Output the full listing word for word.

Saved entries:
---------------
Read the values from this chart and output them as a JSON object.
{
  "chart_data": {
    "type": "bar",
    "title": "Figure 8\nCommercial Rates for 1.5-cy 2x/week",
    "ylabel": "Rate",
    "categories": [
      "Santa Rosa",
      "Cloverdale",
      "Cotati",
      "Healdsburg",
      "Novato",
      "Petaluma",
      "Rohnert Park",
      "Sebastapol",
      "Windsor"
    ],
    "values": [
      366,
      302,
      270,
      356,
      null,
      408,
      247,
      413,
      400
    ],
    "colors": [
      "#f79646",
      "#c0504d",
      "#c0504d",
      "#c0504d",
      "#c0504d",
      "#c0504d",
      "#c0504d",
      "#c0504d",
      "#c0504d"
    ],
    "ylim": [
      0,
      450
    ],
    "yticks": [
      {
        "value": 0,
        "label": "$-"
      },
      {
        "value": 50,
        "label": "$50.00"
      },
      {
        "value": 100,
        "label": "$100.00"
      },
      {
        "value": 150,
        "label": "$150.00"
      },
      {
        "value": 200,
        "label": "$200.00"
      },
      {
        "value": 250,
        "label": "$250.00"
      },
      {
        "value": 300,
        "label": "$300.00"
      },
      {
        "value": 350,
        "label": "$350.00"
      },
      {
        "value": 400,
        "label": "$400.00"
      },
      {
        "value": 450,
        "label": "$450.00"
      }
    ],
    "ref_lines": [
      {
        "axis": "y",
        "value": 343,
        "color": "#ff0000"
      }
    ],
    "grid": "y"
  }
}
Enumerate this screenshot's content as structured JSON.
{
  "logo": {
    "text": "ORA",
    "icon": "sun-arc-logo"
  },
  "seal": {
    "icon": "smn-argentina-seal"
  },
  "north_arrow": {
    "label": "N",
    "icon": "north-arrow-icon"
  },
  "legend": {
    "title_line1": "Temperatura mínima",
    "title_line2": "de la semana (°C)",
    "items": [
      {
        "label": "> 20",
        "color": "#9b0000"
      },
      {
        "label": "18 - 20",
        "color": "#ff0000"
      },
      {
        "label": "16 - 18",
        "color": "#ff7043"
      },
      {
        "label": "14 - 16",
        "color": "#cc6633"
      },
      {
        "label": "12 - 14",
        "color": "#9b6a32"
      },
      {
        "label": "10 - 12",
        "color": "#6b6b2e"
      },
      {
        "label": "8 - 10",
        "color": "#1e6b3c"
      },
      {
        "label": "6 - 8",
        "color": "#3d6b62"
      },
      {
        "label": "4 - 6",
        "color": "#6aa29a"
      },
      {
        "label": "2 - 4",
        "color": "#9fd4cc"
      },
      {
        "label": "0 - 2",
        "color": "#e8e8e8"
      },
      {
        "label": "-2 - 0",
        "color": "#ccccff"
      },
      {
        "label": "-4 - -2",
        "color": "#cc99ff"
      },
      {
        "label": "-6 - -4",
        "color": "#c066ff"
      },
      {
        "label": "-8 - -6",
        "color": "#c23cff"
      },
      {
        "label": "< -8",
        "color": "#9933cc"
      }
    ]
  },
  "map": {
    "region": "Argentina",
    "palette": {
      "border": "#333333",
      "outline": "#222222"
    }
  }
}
---------------
▸ **Solution for this exercise**
Read the values from this chart and output them as a JSON object.
{
  "chart_data": {
    "type": "bar",
    "title": "Figure 8\nCommercial Rates for 1.5-cy 2x/week",
    "ylabel": "Rate",
    "categories": [
      "Santa Rosa",
      "Cloverdale",
      "Cotati",
      "Healdsburg",
      "Novato",
      "Petaluma",
      "Rohnert Park",
      "Sebastapol",
      "Windsor"
    ],
    "values": [
      366,
      302,
      270,
      356,
      null,
      408,
      247,
      413,
      400
    ],
    "colors": [
      "#f79646",
      "#c0504d",
      "#c0504d",
      "#c0504d",
      "#c0504d",
      "#c0504d",
      "#c0504d",
      "#c0504d",
      "#c0504d"
    ],
    "ylim": [
      0,
      450
    ],
    "yticks": [
      {
        "value": 0,
        "label": "$-"
      },
      {
        "value": 50,
        "label": "$50.00"
      },
      {
        "value": 100,
        "label": "$100.00"
      },
      {
        "value": 150,
        "label": "$150.00"
      },
      {
        "value": 200,
        "label": "$200.00"
      },
      {
        "value": 250,
        "label": "$250.00"
      },
      {
        "value": 300,
        "label": "$300.00"
      },
      {
        "value": 350,
        "label": "$350.00"
      },
      {
        "value": 400,
        "label": "$400.00"
      },
      {
        "value": 450,
        "label": "$450.00"
      }
    ],
    "ref_lines": [
      {
        "axis": "y",
        "value": 343,
        "color": "#ff0000"
      }
    ],
    "grid": "y"
  }
}
Enumerate this screenshot's content as structured JSON.
{
  "logo": {
    "text": "ORA",
    "icon": "sun-arc-logo"
  },
  "seal": {
    "icon": "smn-argentina-seal"
  },
  "north_arrow": {
    "label": "N",
    "icon": "north-arrow-icon"
  },
  "legend": {
    "title_line1": "Temperatura mínima",
    "title_line2": "de la semana (°C)",
    "items": [
      {
        "label": "> 20",
        "color": "#9b0000"
      },
      {
        "label": "18 - 20",
        "color": "#ff0000"
      },
      {
        "label": "16 - 18",
        "color": "#ff7043"
      },
      {
        "label": "14 - 16",
        "color": "#cc6633"
      },
      {
        "label": "12 - 14",
        "color": "#9b6a32"
      },
      {
        "label": "10 - 12",
        "color": "#6b6b2e"
      },
      {
        "label": "8 - 10",
        "color": "#1e6b3c"
      },
      {
        "label": "6 - 8",
        "color": "#3d6b62"
      },
      {
        "label": "4 - 6",
        "color": "#6aa29a"
      },
      {
        "label": "2 - 4",
        "color": "#9fd4cc"
      },
      {
        "label": "0 - 2",
        "color": "#e8e8e8"
      },
      {
        "label": "-2 - 0",
        "color": "#ccccff"
      },
      {
        "label": "-4 - -2",
        "color": "#cc99ff"
      },
      {
        "label": "-6 - -4",
        "color": "#c066ff"
      },
      {
        "label": "-8 - -6",
        "color": "#c23cff"
      },
      {
        "label": "< -8",
        "color": "#9933cc"
      }
    ]
  },
  "map": {
    "region": "Argentina",
    "palette": {
      "border": "#333333",
      "outline": "#222222"
    }
  }
}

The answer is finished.